Stated goal = Below are entries. Pull out all lines containing "blootstelling".

== Provided entries ==

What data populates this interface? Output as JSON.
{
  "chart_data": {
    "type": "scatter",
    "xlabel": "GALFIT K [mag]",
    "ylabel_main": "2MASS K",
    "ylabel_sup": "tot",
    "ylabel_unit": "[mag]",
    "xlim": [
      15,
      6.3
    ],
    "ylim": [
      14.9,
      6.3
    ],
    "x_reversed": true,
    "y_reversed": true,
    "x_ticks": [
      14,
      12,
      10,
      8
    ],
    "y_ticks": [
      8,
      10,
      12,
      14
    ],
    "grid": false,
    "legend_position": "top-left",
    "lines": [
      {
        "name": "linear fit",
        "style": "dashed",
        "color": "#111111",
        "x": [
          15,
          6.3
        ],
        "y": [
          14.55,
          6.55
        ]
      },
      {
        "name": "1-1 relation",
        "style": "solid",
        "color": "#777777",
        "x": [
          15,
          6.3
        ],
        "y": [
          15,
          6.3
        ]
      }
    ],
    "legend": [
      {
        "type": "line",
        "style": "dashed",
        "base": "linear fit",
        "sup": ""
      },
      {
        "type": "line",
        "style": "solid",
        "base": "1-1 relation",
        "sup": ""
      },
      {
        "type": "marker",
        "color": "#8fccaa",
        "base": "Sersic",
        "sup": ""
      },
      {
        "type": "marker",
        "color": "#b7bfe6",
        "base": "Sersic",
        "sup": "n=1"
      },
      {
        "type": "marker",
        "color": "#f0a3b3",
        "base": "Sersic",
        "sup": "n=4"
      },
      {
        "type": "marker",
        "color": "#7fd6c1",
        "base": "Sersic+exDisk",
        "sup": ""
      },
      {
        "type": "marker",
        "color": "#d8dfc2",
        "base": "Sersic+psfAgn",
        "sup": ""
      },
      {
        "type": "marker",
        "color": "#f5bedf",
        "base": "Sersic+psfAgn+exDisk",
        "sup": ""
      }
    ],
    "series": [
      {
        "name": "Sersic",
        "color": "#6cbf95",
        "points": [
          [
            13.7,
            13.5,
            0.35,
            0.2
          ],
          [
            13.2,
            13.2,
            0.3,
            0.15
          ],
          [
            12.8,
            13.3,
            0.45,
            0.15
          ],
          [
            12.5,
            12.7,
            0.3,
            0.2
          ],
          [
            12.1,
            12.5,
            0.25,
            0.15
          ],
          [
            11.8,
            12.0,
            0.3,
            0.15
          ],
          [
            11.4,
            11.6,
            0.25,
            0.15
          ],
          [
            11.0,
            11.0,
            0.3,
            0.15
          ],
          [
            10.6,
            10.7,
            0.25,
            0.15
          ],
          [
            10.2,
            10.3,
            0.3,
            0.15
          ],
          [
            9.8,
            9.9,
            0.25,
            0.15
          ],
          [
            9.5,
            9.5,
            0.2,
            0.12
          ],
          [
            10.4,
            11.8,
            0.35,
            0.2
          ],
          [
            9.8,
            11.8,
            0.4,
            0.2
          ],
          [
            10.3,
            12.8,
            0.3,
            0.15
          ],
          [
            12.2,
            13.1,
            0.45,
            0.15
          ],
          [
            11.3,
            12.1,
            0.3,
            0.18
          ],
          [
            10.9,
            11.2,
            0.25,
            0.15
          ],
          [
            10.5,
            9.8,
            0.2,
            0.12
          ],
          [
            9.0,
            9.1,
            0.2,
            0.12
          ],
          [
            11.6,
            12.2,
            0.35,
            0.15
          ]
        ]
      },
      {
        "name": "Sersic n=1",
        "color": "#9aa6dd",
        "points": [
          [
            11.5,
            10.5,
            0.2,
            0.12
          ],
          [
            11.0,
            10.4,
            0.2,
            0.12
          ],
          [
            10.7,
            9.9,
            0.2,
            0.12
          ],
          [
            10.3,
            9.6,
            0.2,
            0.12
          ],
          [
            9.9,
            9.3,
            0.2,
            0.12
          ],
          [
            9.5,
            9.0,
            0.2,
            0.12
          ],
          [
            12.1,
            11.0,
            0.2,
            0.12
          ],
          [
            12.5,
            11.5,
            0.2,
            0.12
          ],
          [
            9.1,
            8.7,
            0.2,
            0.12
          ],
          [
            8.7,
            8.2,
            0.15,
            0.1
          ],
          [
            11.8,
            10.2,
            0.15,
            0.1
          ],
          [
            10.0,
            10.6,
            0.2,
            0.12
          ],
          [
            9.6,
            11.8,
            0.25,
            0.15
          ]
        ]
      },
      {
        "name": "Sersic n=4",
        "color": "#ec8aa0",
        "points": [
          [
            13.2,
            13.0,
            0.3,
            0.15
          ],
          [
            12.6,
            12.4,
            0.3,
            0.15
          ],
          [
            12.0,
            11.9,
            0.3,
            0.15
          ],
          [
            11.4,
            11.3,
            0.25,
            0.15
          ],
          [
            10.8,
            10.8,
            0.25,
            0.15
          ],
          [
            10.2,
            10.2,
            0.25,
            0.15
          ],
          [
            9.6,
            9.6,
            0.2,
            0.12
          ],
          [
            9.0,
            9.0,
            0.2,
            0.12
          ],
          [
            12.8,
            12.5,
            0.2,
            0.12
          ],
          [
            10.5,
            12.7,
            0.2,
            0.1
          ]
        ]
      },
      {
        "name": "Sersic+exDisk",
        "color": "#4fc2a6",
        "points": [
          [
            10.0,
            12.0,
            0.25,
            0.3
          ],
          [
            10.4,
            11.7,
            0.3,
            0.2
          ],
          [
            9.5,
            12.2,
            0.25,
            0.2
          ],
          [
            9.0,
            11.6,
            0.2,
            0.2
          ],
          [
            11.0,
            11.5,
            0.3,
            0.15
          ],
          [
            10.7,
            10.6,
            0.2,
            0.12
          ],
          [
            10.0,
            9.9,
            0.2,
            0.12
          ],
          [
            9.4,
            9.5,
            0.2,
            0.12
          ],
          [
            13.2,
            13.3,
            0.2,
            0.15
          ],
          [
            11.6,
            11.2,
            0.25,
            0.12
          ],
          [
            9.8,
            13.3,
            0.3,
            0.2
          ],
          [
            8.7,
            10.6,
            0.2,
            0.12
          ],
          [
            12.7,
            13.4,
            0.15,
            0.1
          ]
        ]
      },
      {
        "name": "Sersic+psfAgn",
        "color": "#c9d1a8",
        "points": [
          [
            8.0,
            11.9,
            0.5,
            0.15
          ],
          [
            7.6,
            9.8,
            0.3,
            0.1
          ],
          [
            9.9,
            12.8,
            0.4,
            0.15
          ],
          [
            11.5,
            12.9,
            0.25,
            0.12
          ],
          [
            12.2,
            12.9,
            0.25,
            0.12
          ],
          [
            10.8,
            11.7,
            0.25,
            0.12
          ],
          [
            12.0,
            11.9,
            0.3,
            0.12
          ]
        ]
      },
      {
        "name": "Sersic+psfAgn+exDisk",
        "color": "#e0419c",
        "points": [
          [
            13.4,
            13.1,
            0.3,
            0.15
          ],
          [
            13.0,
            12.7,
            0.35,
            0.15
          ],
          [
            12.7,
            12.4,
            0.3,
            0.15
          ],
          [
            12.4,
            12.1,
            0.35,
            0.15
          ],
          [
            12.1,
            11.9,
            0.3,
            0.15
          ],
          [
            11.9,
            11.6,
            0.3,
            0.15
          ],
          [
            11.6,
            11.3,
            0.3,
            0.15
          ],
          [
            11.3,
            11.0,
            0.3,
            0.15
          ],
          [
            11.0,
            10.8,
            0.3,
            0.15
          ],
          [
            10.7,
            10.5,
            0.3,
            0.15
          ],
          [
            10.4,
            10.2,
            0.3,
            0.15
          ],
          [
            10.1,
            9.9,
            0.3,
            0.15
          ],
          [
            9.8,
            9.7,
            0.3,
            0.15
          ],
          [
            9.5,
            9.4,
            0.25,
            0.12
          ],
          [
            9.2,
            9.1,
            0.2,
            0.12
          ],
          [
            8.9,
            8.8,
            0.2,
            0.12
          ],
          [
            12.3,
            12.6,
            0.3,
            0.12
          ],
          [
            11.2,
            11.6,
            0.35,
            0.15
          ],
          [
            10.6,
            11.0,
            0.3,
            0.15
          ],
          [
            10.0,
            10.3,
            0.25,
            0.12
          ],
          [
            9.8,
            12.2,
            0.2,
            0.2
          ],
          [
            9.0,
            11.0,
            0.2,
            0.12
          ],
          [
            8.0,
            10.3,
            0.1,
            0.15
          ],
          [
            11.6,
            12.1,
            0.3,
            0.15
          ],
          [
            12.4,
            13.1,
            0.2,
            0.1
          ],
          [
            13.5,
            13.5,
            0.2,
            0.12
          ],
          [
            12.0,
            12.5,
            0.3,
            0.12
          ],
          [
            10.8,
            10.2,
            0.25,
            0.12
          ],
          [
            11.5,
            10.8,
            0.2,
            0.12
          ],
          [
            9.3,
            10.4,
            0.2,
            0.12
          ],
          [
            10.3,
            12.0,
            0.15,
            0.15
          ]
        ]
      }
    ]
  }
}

===
== Provided entries ==

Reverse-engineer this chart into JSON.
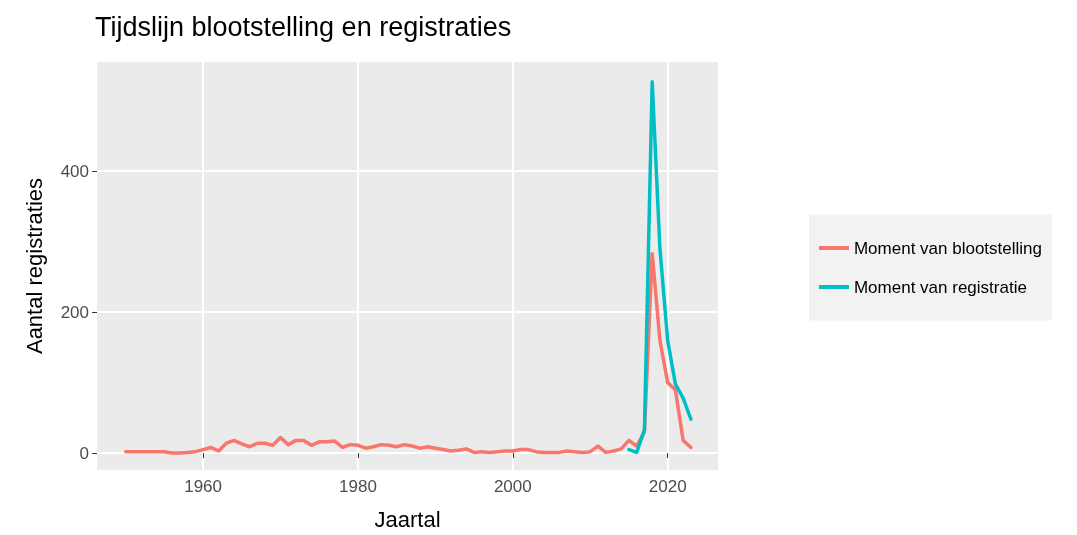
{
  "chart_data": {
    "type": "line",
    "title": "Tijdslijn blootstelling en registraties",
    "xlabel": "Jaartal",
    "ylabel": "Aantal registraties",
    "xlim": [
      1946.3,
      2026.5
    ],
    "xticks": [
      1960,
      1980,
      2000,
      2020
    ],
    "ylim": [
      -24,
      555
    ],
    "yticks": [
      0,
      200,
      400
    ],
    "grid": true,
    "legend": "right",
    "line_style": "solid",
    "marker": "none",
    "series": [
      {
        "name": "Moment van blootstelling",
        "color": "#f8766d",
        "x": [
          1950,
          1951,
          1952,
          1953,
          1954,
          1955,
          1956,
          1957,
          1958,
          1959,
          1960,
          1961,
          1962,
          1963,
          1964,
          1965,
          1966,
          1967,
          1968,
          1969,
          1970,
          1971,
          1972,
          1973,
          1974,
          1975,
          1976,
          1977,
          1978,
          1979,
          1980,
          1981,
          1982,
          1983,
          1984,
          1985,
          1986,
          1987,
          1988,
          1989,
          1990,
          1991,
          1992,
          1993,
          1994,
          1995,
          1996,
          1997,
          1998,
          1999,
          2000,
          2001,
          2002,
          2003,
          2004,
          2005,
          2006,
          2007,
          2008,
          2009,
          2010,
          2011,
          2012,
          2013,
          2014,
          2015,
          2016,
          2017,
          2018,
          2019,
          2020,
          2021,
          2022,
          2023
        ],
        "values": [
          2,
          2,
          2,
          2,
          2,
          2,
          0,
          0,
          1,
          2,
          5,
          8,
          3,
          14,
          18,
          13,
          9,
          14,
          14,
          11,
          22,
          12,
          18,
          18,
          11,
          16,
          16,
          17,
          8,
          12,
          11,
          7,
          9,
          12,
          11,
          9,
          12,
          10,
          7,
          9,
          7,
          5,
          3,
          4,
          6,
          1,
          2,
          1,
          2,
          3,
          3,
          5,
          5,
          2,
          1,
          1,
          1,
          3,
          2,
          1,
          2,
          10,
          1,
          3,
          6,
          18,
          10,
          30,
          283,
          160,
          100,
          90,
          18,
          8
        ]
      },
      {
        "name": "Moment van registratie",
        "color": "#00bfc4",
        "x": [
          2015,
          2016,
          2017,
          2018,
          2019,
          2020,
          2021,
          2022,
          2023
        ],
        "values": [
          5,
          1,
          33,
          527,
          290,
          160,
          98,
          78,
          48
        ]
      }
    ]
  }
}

===

Final result =
    "title": "Tijdslijn blootstelling en registraties",
        "name": "Moment van blootstelling",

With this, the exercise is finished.